- Problem statement -
Print the records below word for word, but leave out the pictures.

- Input rows -
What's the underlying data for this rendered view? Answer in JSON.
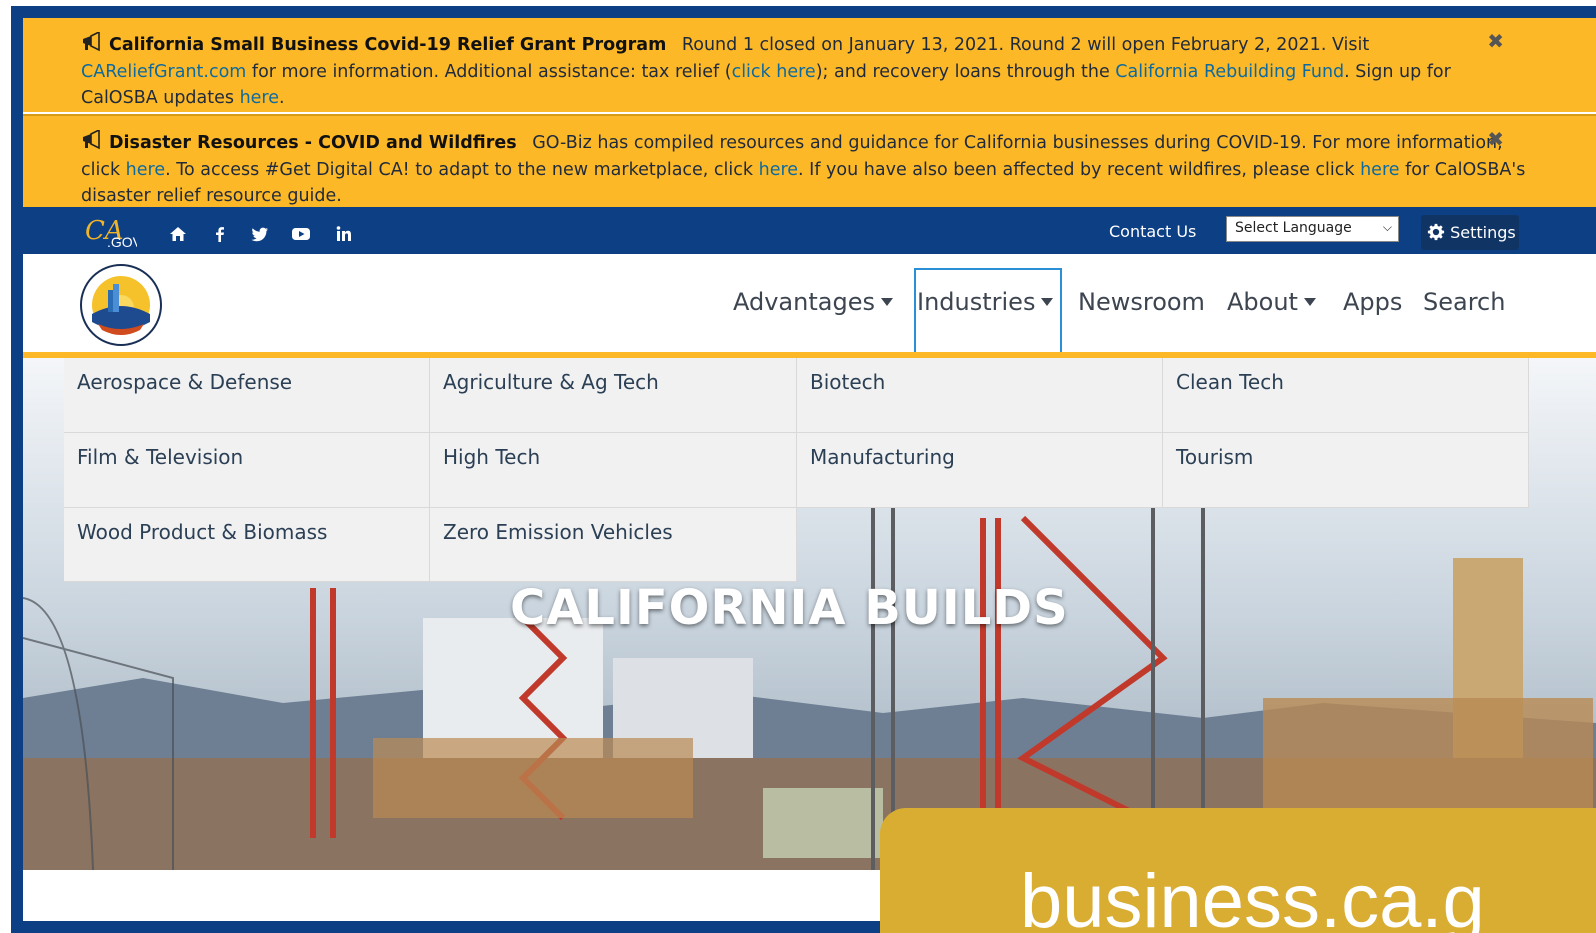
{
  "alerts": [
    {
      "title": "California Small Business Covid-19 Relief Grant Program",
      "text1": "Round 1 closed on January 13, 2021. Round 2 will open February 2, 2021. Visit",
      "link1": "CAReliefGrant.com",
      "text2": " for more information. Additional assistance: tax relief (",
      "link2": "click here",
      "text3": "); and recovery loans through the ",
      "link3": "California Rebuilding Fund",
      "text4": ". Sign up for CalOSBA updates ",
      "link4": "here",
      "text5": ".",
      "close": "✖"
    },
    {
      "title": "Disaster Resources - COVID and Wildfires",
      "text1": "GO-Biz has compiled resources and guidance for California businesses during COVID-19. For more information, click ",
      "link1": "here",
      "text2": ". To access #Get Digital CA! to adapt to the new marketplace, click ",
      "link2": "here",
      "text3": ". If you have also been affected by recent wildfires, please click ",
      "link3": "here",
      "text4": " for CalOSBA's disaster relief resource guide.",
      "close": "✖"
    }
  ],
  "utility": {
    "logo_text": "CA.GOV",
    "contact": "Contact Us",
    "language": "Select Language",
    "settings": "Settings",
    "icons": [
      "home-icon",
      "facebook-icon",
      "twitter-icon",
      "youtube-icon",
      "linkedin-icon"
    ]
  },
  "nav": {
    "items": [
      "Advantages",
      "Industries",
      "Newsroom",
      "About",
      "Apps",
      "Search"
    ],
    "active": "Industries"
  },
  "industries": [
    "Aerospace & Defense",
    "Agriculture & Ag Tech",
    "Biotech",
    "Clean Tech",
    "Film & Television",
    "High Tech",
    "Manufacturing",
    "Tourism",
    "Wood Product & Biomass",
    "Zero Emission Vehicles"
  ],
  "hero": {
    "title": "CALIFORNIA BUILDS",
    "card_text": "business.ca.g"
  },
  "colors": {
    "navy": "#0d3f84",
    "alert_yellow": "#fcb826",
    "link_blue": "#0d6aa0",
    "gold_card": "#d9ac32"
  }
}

- Answer for this exercise -
What's the underlying data for this rendered view? Answer in JSON.
{
  "alerts": [
    {
      "title": "California Small Business Covid-19 Relief Grant Program",
      "text1": "Round 1 closed on January 13, 2021. Round 2 will open February 2, 2021. Visit",
      "link1": "CAReliefGrant.com",
      "text2": " for more information. Additional assistance: tax relief (",
      "link2": "click here",
      "text3": "); and recovery loans through the ",
      "link3": "California Rebuilding Fund",
      "text4": ". Sign up for CalOSBA updates ",
      "link4": "here",
      "text5": ".",
      "close": "✖"
    },
    {
      "title": "Disaster Resources - COVID and Wildfires",
      "text1": "GO-Biz has compiled resources and guidance for California businesses during COVID-19. For more information, click ",
      "link1": "here",
      "text2": ". To access #Get Digital CA! to adapt to the new marketplace, click ",
      "link2": "here",
      "text3": ". If you have also been affected by recent wildfires, please click ",
      "link3": "here",
      "text4": " for CalOSBA's disaster relief resource guide.",
      "close": "✖"
    }
  ],
  "utility": {
    "logo_text": "CA.GOV",
    "contact": "Contact Us",
    "language": "Select Language",
    "settings": "Settings",
    "icons": [
      "home-icon",
      "facebook-icon",
      "twitter-icon",
      "youtube-icon",
      "linkedin-icon"
    ]
  },
  "nav": {
    "items": [
      "Advantages",
      "Industries",
      "Newsroom",
      "About",
      "Apps",
      "Search"
    ],
    "active": "Industries"
  },
  "industries": [
    "Aerospace & Defense",
    "Agriculture & Ag Tech",
    "Biotech",
    "Clean Tech",
    "Film & Television",
    "High Tech",
    "Manufacturing",
    "Tourism",
    "Wood Product & Biomass",
    "Zero Emission Vehicles"
  ],
  "hero": {
    "title": "CALIFORNIA BUILDS",
    "card_text": "business.ca.g"
  },
  "colors": {
    "navy": "#0d3f84",
    "alert_yellow": "#fcb826",
    "link_blue": "#0d6aa0",
    "gold_card": "#d9ac32"
  }
}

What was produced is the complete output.